Task to carry out: Report the number of lines in these entries that contain "Colorize". Write only the number.

(Dataset records)
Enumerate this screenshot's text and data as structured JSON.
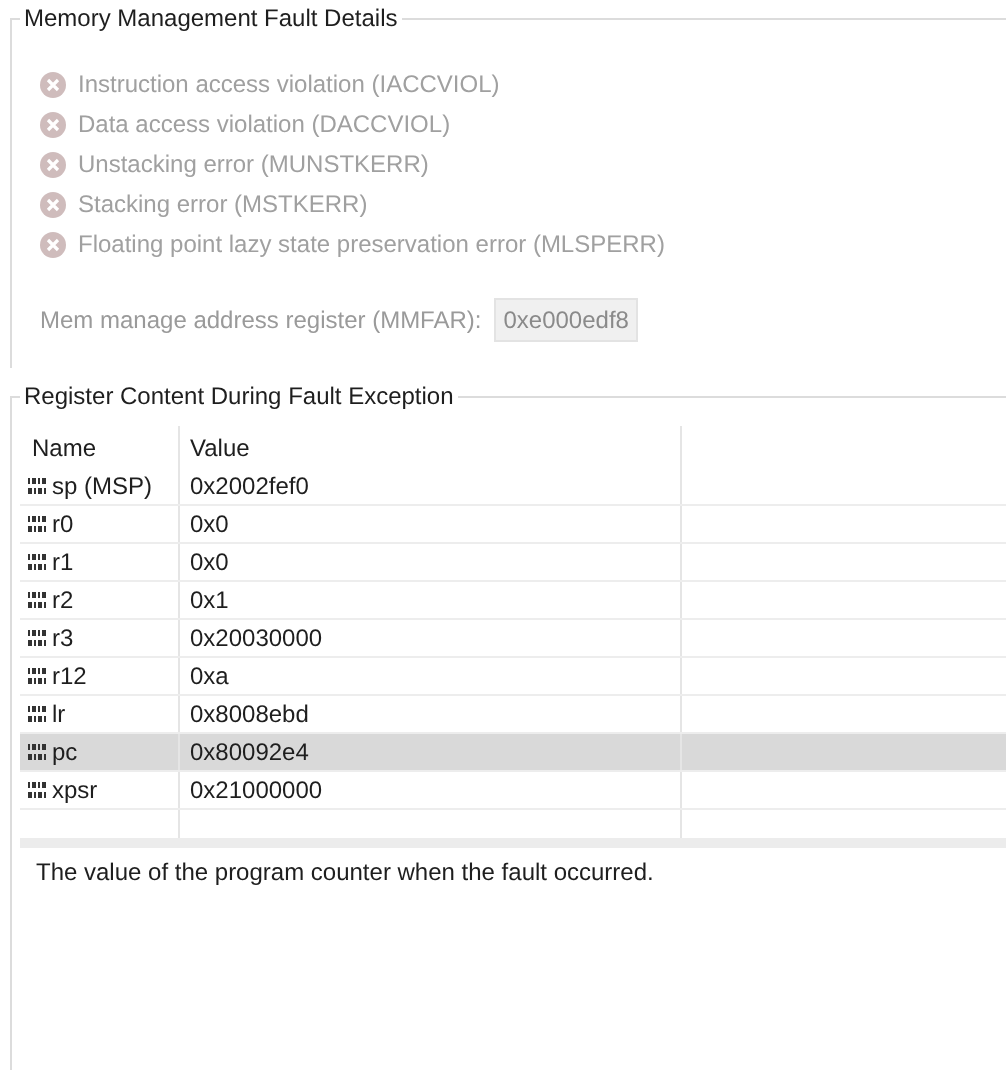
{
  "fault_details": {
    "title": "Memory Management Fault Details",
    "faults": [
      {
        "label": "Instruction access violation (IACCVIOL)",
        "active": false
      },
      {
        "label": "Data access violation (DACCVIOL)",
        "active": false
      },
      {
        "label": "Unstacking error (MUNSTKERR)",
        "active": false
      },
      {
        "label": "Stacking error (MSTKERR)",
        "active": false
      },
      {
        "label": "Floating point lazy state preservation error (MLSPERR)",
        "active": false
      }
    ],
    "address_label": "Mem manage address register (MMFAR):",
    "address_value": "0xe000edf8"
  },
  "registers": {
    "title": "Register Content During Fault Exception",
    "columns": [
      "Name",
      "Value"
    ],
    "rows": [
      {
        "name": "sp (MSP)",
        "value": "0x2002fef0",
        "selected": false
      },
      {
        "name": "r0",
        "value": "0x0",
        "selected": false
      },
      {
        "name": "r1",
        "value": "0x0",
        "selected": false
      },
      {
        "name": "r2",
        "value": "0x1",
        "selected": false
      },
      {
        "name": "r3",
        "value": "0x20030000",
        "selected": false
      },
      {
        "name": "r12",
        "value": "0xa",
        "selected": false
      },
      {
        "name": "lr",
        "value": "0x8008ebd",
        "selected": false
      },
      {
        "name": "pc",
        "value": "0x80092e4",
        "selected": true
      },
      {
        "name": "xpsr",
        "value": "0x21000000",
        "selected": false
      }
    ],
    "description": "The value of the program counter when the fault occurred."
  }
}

==

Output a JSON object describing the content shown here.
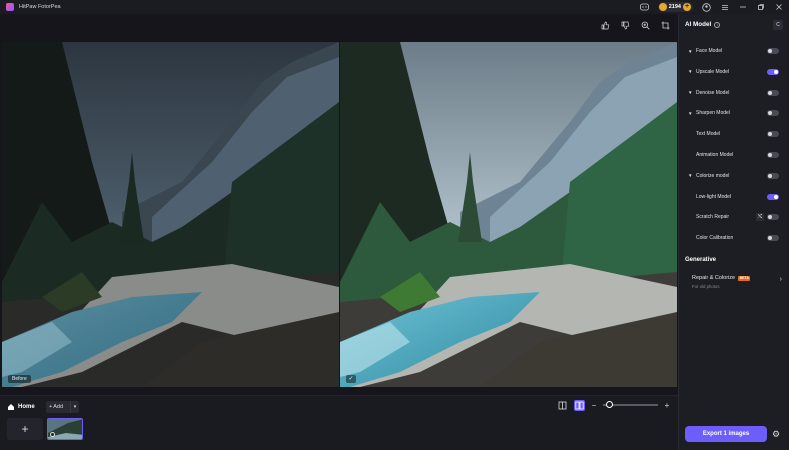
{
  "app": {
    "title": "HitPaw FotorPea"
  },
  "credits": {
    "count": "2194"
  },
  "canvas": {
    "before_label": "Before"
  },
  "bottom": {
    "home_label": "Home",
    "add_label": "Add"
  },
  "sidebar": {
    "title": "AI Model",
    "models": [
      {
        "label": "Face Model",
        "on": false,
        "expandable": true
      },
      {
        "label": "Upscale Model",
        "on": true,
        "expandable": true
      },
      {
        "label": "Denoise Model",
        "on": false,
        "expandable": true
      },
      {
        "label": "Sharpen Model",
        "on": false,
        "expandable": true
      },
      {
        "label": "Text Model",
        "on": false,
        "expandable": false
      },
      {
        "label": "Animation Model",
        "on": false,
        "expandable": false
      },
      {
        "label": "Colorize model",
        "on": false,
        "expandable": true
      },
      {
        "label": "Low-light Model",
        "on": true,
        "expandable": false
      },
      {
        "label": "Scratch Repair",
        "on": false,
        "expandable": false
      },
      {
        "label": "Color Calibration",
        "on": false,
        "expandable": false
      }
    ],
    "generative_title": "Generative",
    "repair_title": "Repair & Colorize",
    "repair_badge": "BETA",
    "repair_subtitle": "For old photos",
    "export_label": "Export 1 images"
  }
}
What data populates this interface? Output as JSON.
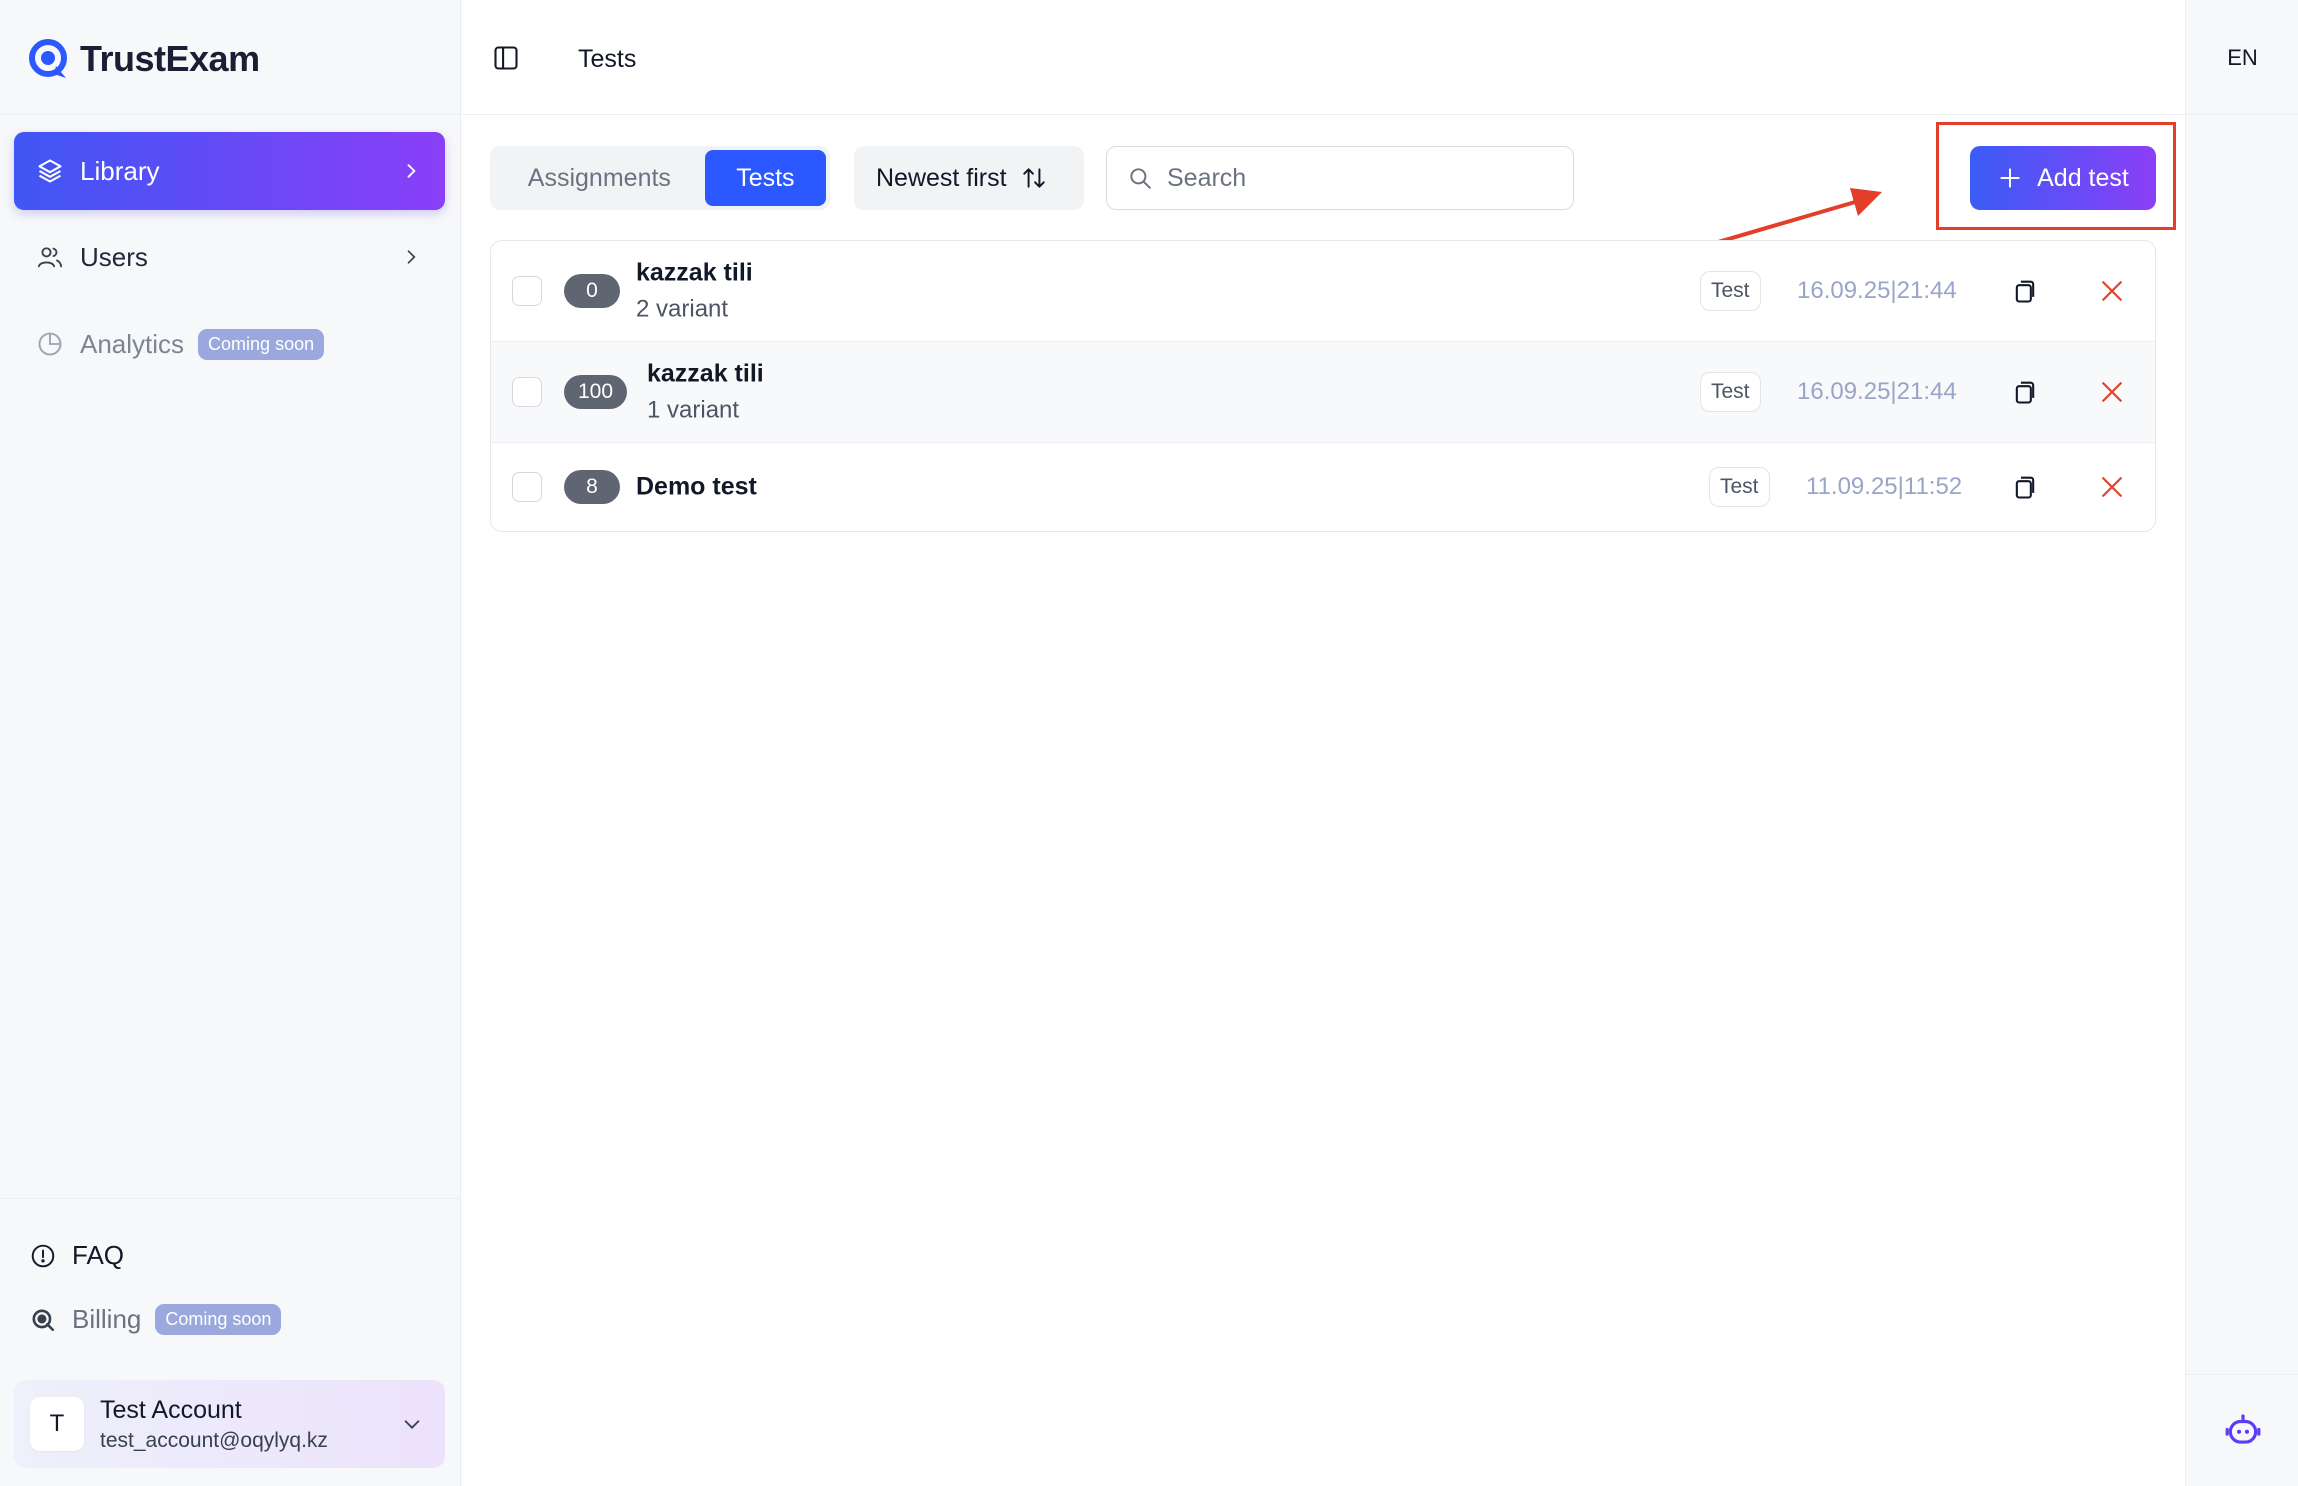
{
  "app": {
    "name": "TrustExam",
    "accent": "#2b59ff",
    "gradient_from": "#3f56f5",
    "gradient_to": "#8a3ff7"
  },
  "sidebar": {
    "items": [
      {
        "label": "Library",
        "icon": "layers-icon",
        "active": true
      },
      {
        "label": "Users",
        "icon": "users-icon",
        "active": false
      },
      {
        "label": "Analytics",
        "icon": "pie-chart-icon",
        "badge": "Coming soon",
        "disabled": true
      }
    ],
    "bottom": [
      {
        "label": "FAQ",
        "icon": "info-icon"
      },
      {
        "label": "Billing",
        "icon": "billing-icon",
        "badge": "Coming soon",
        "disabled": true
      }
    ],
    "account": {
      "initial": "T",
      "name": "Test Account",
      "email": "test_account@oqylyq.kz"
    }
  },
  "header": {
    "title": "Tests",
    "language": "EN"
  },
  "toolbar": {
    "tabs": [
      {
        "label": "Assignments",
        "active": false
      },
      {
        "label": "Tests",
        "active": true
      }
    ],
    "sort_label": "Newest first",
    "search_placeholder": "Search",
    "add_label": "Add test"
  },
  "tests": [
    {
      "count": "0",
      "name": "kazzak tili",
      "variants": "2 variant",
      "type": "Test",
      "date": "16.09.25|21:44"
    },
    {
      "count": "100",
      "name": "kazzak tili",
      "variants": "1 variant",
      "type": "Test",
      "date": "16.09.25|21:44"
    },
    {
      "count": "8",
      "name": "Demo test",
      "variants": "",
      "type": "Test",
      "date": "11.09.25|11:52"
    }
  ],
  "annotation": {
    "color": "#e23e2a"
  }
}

Solution for this exercise: 2